Pictures within the data are to be left out; everything else must be reproduced exactly.

☆ ☆ ☆

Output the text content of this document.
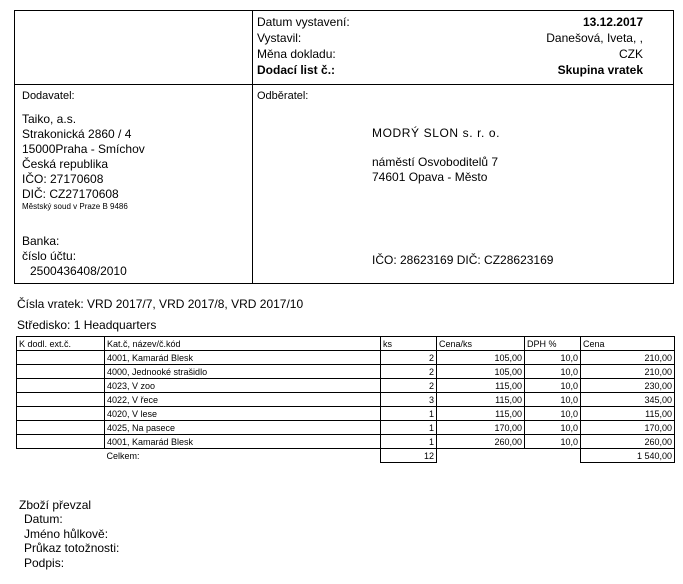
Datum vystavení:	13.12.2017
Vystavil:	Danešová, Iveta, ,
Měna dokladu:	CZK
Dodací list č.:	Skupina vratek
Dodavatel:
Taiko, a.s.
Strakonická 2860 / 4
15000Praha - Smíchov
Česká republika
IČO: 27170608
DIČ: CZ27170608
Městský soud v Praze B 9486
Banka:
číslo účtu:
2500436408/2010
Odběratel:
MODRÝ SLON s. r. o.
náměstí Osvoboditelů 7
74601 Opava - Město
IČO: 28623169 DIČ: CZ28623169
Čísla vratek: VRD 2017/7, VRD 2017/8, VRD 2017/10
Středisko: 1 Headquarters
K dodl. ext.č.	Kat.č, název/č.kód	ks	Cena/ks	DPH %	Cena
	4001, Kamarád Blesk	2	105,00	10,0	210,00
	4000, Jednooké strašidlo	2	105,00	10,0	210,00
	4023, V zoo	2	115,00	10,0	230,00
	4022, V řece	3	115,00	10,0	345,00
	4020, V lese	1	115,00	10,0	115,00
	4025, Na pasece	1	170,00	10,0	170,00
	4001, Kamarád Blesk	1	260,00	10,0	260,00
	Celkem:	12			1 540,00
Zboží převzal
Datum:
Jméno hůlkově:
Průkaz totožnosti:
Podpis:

☆ ☆ ☆

**REPLY:**
Output the text content of this document.
Datum vystavení:	13.12.2017
Vystavil:	Danešová, Iveta, ,
Měna dokladu:	CZK
Dodací list č.:	Skupina vratek
Dodavatel:
Taiko, a.s.
Strakonická 2860 / 4
15000Praha - Smíchov
Česká republika
IČO: 27170608
DIČ: CZ27170608
Městský soud v Praze B 9486
Banka:
číslo účtu:
2500436408/2010
Odběratel:
MODRÝ SLON s. r. o.
náměstí Osvoboditelů 7
74601 Opava - Město
IČO: 28623169 DIČ: CZ28623169
Čísla vratek: VRD 2017/7, VRD 2017/8, VRD 2017/10
Středisko: 1 Headquarters
K dodl. ext.č.	Kat.č, název/č.kód	ks	Cena/ks	DPH %	Cena
	4001, Kamarád Blesk	2	105,00	10,0	210,00
	4000, Jednooké strašidlo	2	105,00	10,0	210,00
	4023, V zoo	2	115,00	10,0	230,00
	4022, V řece	3	115,00	10,0	345,00
	4020, V lese	1	115,00	10,0	115,00
	4025, Na pasece	1	170,00	10,0	170,00
	4001, Kamarád Blesk	1	260,00	10,0	260,00
	Celkem:	12			1 540,00
Zboží převzal
Datum:
Jméno hůlkově:
Průkaz totožnosti:
Podpis:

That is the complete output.